• TASK TO CARRY OUT: Produce a word-for-word copy of the listing below without its pictures.

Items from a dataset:
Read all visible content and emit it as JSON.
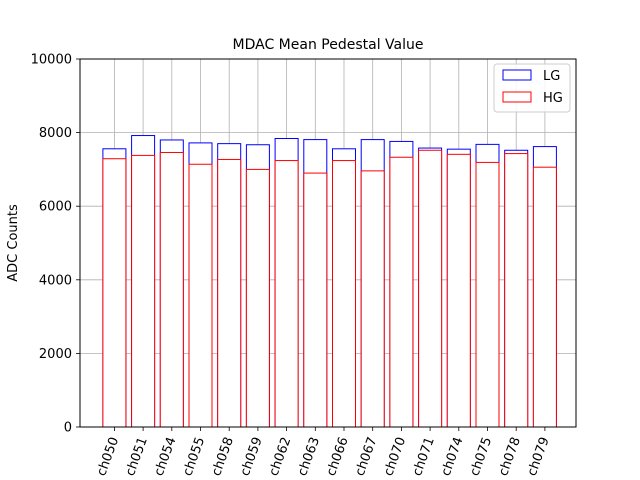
{
  "chart_data": {
    "type": "bar",
    "title": "MDAC Mean Pedestal Value",
    "xlabel": "",
    "ylabel": "ADC Counts",
    "ylim": [
      0,
      10000
    ],
    "yticks": [
      0,
      2000,
      4000,
      6000,
      8000,
      10000
    ],
    "grid": true,
    "legend_position": "top-right",
    "categories": [
      "ch050",
      "ch051",
      "ch054",
      "ch055",
      "ch058",
      "ch059",
      "ch062",
      "ch063",
      "ch066",
      "ch067",
      "ch070",
      "ch071",
      "ch074",
      "ch075",
      "ch078",
      "ch079"
    ],
    "series": [
      {
        "name": "LG",
        "color": "#0000ff",
        "values": [
          7560,
          7920,
          7800,
          7720,
          7700,
          7670,
          7840,
          7810,
          7560,
          7810,
          7760,
          7580,
          7550,
          7680,
          7520,
          7620
        ]
      },
      {
        "name": "HG",
        "color": "#ff0000",
        "values": [
          7290,
          7380,
          7460,
          7140,
          7270,
          7000,
          7240,
          6900,
          7240,
          6960,
          7330,
          7520,
          7410,
          7190,
          7430,
          7060
        ]
      }
    ]
  }
}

• ANSWER IN FULL:
Read all visible content and emit it as JSON.
{
  "chart_data": {
    "type": "bar",
    "title": "MDAC Mean Pedestal Value",
    "xlabel": "",
    "ylabel": "ADC Counts",
    "ylim": [
      0,
      10000
    ],
    "yticks": [
      0,
      2000,
      4000,
      6000,
      8000,
      10000
    ],
    "grid": true,
    "legend_position": "top-right",
    "categories": [
      "ch050",
      "ch051",
      "ch054",
      "ch055",
      "ch058",
      "ch059",
      "ch062",
      "ch063",
      "ch066",
      "ch067",
      "ch070",
      "ch071",
      "ch074",
      "ch075",
      "ch078",
      "ch079"
    ],
    "series": [
      {
        "name": "LG",
        "color": "#0000ff",
        "values": [
          7560,
          7920,
          7800,
          7720,
          7700,
          7670,
          7840,
          7810,
          7560,
          7810,
          7760,
          7580,
          7550,
          7680,
          7520,
          7620
        ]
      },
      {
        "name": "HG",
        "color": "#ff0000",
        "values": [
          7290,
          7380,
          7460,
          7140,
          7270,
          7000,
          7240,
          6900,
          7240,
          6960,
          7330,
          7520,
          7410,
          7190,
          7430,
          7060
        ]
      }
    ]
  }
}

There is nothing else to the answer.